§ **What to work on**:
a: Answer these questions from the text on prompts as programs, giving each answer on its own line and marking it to match:
(i) What does a cluttered prompt in a chat cost?
(ii) What three things does the instruction at the root of an agent decide?
(iii) In the tight version, what does "recent" mean?
b: From the text on prompts as programs, extract word for word the passage starting at "Here bad writing" and ending at "question at a time.".

§ **Extracted text**:
+---+
When the prompt becomes the program
The ladder has one more rung, and it’s the steepest. As systems move from single answers to autonomous workflows, a prompt stops being a question and becomes control flow. The instruction at the root of an agent doesn’t ask for output. It decides what the agent does next, which tool it reaches for, what it hands downstream. You’re not writing a message anymore. You’re writing the program.
Here bad writing stops being an annoyance and turns structural. A cluttered prompt in a chat costs one wrong answer you correct on the spot. The same ambiguity at the root of a multi-step agent has no human in the loop to catch it.
Watch a few soft words do the damage:
You are a research assistant. Gather relevant information,
prioritize the most recent data, and keep the user updated
as you work.Relevant to what? Recent by what cutoff? Updated how often? Answered once in a chat, you’d shrug and clarify. Run in a loop, each of those words gets re-read at every step, and the readings drift. Step three’s idea of “recent” is not step nine’s. The tight version fixes the readings so they can’t move:
Research one question at a time.
When sources conflict, prefer the most recently published, and
state in one line which source you dropped and why.
"Recent" means published within 18 months. If nothing qualifies,
say so rather than widening the window silently.
+---+
§ **Data provided**:

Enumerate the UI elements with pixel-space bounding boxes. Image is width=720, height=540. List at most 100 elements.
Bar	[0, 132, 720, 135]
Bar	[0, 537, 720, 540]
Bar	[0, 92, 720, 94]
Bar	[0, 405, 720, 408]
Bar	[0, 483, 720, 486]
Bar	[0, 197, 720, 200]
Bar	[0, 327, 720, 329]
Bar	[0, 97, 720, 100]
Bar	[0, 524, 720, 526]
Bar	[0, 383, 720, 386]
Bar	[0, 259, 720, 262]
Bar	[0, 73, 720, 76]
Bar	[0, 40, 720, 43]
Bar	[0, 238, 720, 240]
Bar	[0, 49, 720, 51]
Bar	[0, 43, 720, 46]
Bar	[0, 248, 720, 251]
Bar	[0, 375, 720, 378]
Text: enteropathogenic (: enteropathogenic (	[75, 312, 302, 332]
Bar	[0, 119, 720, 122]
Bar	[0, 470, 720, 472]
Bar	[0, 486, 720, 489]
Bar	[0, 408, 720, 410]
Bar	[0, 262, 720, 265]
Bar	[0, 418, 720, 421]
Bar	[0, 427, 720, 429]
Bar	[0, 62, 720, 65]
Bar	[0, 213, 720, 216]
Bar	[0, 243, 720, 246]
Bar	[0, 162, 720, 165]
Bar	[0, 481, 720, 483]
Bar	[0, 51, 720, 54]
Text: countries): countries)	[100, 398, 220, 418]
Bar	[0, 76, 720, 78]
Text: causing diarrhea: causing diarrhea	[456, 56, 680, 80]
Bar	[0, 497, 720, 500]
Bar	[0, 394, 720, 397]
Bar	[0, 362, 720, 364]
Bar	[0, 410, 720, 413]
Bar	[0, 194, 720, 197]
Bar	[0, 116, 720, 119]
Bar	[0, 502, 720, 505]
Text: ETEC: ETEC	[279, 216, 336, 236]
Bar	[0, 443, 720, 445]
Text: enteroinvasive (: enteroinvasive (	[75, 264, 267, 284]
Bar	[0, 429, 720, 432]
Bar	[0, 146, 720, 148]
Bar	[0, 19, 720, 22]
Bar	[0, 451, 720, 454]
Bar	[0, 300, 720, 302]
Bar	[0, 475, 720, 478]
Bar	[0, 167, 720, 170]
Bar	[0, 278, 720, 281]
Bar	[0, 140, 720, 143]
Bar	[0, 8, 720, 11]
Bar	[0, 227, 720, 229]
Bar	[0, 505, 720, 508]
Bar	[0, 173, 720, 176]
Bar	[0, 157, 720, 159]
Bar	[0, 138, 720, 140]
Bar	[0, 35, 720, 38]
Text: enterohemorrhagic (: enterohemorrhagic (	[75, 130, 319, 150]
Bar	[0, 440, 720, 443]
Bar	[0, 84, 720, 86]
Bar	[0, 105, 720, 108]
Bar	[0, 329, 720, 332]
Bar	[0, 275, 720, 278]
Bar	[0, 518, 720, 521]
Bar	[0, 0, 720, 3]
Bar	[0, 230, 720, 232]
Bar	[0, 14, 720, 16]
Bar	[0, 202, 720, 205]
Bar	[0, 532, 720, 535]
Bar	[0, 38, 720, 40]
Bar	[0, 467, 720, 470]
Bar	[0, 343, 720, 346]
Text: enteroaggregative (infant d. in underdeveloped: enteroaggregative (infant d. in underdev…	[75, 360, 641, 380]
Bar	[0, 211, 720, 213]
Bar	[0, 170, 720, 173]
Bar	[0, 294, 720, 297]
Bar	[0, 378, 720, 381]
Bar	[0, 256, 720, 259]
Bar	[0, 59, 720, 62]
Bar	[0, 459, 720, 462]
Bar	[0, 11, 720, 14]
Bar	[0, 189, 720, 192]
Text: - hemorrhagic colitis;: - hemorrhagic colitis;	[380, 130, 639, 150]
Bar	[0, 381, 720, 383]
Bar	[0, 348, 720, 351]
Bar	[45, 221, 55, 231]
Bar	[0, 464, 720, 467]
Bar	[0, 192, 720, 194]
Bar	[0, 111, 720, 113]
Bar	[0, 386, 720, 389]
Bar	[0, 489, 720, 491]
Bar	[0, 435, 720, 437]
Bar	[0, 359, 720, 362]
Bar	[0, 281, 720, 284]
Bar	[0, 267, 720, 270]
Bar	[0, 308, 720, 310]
+---+
§ **Results of the tasks**:
a:
(i) One wrong answer you correct on the spot.
(ii) What the agent does next, which tool it reaches for, and what it hands downstream.
(iii) Published within 18 months.

b:
Here bad writing stops being an annoyance and turns structural. A cluttered prompt in a chat costs one wrong answer you correct on the spot. The same ambiguity at the root of a multi-step agent has no human in the loop to catch it.
Watch a few soft words do the damage:
You are a research assistant. Gather relevant information,
prioritize the most recent data, and keep the user updated
as you work.Relevant to what? Recent by what cutoff? Updated how often? Answered once in a chat, you’d shrug and clarify. Run in a loop, each of those words gets re-read at every step, and the readings drift. Step three’s idea of “recent” is not step nine’s. The tight version fixes the readings so they can’t move:
Research one question at a time.